> **What you should do**
Identify the lines bearing the string "时拍到树顶点" and gather them.

> **Listed entries**
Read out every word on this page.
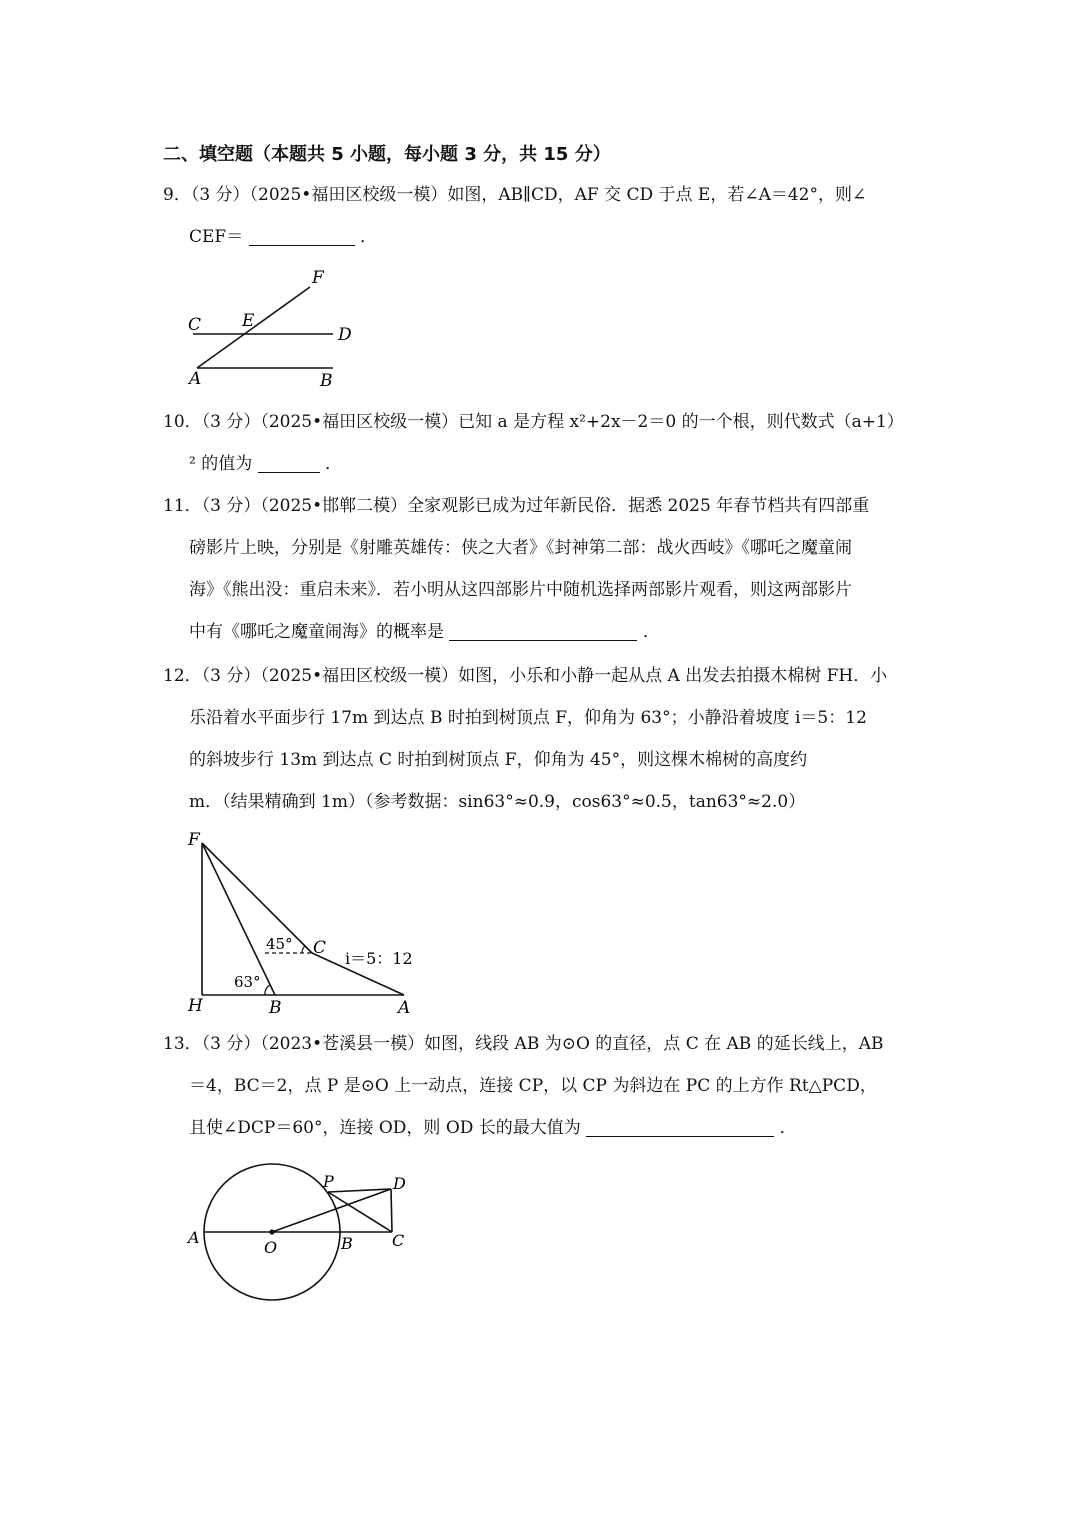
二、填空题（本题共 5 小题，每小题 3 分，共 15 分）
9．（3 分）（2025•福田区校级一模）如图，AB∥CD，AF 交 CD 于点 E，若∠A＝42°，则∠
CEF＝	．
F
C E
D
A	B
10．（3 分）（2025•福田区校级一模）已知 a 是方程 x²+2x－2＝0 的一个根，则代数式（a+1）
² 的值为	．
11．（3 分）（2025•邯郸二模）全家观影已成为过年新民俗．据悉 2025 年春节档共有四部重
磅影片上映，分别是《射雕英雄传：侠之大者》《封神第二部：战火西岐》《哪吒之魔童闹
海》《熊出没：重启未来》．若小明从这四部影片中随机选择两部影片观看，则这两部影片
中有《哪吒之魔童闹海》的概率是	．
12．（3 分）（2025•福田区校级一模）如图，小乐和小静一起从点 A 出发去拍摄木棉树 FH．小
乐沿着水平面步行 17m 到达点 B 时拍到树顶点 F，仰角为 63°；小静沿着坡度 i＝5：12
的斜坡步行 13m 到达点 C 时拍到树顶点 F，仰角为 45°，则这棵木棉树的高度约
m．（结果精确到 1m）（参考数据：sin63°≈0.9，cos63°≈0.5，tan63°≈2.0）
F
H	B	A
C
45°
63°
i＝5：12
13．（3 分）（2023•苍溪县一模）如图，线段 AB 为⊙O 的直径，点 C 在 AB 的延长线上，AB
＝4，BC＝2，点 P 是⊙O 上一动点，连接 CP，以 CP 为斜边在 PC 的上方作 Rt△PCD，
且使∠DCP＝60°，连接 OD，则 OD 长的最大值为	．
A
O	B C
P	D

---

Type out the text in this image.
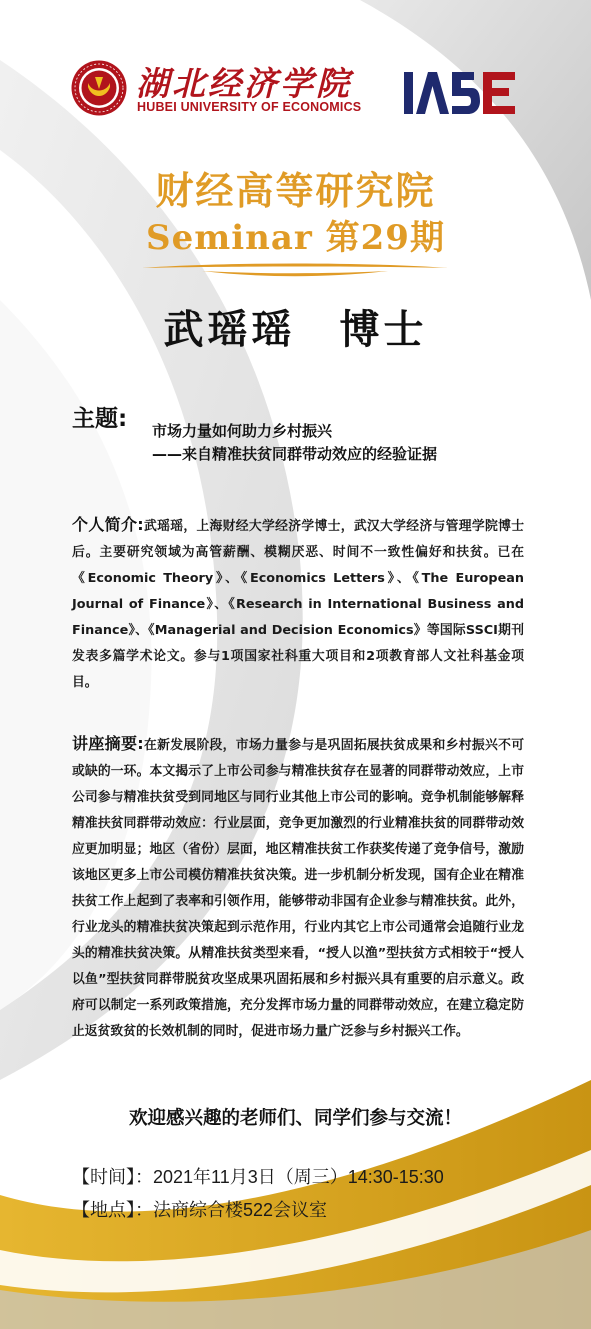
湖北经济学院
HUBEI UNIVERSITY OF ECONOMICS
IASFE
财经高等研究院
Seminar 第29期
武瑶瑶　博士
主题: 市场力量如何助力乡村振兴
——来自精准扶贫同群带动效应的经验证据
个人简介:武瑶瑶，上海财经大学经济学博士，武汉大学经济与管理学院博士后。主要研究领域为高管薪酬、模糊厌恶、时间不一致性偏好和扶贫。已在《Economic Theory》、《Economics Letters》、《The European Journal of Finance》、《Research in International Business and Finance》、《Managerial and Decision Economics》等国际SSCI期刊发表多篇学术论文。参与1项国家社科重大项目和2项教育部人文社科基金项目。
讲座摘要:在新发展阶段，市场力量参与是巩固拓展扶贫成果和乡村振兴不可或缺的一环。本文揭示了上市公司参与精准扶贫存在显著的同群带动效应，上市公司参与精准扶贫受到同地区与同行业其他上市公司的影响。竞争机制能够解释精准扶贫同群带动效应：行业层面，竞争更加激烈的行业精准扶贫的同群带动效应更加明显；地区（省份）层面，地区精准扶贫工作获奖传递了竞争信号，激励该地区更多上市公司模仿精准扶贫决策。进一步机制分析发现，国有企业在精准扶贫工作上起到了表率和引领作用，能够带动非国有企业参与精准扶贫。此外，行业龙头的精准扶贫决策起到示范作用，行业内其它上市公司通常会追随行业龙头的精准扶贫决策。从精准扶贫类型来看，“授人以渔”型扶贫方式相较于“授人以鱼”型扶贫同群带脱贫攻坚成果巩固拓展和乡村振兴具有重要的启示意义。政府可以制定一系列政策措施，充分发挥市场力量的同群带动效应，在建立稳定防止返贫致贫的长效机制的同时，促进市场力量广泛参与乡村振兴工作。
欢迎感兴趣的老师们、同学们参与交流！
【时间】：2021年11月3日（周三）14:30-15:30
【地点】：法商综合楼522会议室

> **Answer to the exercise**
乐沿着水平面步行 17m 到达点 B 时拍到树顶点 F，仰角为 63°；小静沿着坡度 i＝5：12
的斜坡步行 13m 到达点 C 时拍到树顶点 F，仰角为 45°，则这棵木棉树的高度约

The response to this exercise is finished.